Records follow. Copy every line with "JSON".

___ DATA SHOWN

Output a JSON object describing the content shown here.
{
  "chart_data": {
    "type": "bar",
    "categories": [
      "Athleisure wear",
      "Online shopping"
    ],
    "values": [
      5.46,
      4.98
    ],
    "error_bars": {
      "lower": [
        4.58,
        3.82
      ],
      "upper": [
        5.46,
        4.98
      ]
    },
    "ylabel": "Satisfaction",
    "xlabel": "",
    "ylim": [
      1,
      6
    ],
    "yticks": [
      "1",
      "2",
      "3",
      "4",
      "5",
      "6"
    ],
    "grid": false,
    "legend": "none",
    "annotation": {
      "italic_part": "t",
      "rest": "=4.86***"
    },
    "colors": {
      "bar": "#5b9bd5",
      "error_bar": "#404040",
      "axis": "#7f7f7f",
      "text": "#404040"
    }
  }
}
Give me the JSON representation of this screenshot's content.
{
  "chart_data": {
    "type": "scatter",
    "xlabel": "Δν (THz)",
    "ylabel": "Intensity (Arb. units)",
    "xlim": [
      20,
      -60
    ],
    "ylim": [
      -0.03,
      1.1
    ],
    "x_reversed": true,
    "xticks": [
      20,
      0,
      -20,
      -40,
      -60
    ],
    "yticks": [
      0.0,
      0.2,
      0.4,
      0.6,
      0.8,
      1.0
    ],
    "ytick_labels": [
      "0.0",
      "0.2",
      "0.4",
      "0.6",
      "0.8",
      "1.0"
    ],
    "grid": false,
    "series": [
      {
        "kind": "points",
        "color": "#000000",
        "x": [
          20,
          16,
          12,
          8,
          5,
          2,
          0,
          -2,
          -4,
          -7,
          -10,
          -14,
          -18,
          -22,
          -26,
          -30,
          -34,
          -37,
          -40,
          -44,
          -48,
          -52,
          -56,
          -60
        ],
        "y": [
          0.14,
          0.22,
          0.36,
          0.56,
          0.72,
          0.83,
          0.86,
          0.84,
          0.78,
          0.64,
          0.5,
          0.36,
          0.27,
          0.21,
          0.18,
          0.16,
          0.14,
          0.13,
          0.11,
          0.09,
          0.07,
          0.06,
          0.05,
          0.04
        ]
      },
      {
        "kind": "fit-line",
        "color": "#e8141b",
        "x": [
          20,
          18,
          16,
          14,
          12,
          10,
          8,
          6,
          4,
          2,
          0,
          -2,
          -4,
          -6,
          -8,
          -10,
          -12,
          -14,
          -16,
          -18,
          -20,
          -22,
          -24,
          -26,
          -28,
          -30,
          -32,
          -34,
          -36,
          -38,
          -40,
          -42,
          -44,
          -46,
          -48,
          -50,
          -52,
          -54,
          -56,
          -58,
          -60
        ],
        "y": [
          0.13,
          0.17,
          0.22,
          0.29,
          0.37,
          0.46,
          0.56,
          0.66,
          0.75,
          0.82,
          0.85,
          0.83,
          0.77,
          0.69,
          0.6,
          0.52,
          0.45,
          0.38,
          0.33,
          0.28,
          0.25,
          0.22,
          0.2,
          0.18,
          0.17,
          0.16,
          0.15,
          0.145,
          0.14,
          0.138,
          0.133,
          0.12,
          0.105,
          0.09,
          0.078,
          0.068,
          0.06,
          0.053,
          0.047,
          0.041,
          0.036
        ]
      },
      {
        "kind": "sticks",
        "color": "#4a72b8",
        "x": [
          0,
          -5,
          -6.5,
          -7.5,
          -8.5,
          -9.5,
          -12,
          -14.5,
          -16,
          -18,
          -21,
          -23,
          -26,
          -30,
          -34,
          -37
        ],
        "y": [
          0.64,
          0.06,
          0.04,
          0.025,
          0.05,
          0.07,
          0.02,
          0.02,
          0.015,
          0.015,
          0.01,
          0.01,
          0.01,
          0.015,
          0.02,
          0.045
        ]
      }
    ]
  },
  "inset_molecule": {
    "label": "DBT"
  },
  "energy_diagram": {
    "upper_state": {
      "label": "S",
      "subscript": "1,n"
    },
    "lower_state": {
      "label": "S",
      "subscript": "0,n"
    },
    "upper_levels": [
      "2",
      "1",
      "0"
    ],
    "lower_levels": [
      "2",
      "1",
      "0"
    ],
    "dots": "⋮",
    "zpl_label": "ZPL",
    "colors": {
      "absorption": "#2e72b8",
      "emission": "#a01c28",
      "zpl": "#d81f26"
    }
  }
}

______

RESPONSE TO THIS EXERCISE:
Output a JSON object describing the content shown here.
Give me the JSON representation of this screenshot's content.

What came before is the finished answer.